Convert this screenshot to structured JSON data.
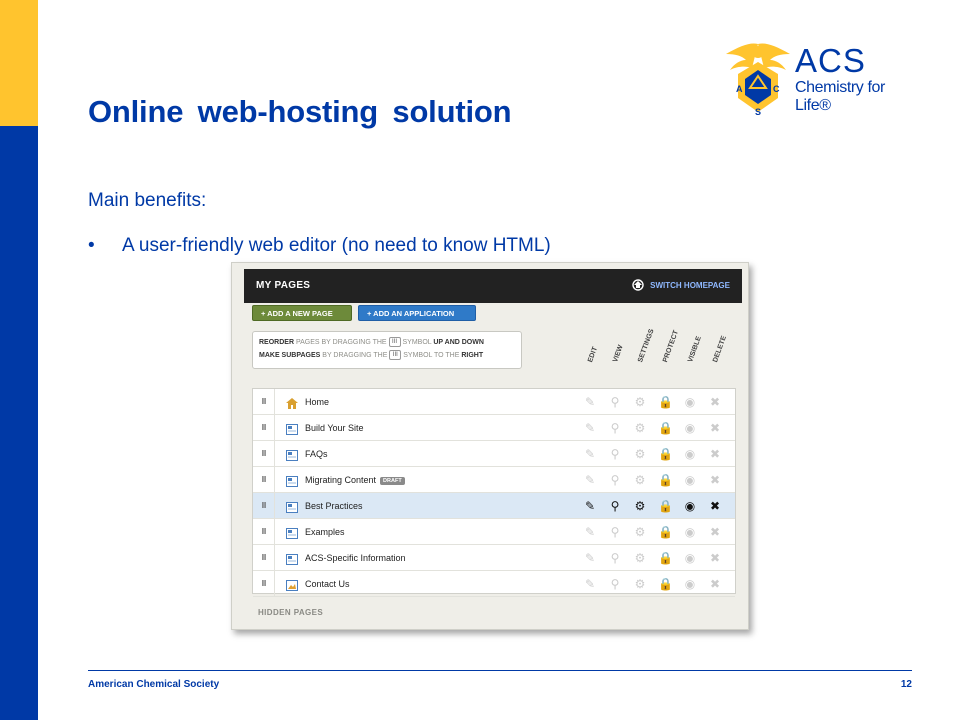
{
  "slide": {
    "title": "Online web-hosting solution",
    "benefits_heading": "Main benefits:",
    "bullet_marker": "•",
    "bullet_1": "A user-friendly web editor (no need to know HTML)"
  },
  "logo": {
    "wordmark": "ACS",
    "tagline": "Chemistry for Life®",
    "seal_letters": [
      "A",
      "C",
      "S"
    ]
  },
  "footer": {
    "organization": "American Chemical Society",
    "page_number": "12"
  },
  "colors": {
    "brand_blue": "#0039A6",
    "brand_yellow": "#FFC42E"
  },
  "screenshot": {
    "header_title": "MY PAGES",
    "switch_homepage": "SWITCH HOMEPAGE",
    "add_page_button": "+ ADD A NEW PAGE",
    "add_application_button": "+ ADD AN APPLICATION",
    "instructions": {
      "line1": {
        "a": "REORDER",
        "b": " PAGES BY DRAGGING THE ",
        "symbol": "III",
        "c": " SYMBOL ",
        "d": "UP AND DOWN"
      },
      "line2": {
        "a": "MAKE SUBPAGES",
        "b": " BY DRAGGING THE ",
        "symbol": "III",
        "c": " SYMBOL TO THE ",
        "d": "RIGHT"
      }
    },
    "columns": [
      "EDIT",
      "VIEW",
      "SETTINGS",
      "PROTECT",
      "VISIBLE",
      "DELETE"
    ],
    "grip_symbol": "III",
    "rows": [
      {
        "name": "Home",
        "icon": "home-icon",
        "badge": "",
        "active": false
      },
      {
        "name": "Build Your Site",
        "icon": "page-icon",
        "badge": "",
        "active": false
      },
      {
        "name": "FAQs",
        "icon": "page-icon",
        "badge": "",
        "active": false
      },
      {
        "name": "Migrating Content",
        "icon": "page-icon",
        "badge": "DRAFT",
        "active": false
      },
      {
        "name": "Best Practices",
        "icon": "page-icon",
        "badge": "",
        "active": true
      },
      {
        "name": "Examples",
        "icon": "page-icon",
        "badge": "",
        "active": false
      },
      {
        "name": "ACS-Specific Information",
        "icon": "page-icon",
        "badge": "",
        "active": false
      },
      {
        "name": "Contact Us",
        "icon": "image-page-icon",
        "badge": "",
        "active": false
      }
    ],
    "hidden_pages_label": "HIDDEN PAGES"
  }
}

☆ ☆ ☆

• [WHAT IS NEEDED]
Look through the entries above and report each line where the string "DRAGGING" occurs.

• [ANSWER TO THIS EXERCISE]
        "b": " PAGES BY DRAGGING THE ",
        "b": " BY DRAGGING THE ",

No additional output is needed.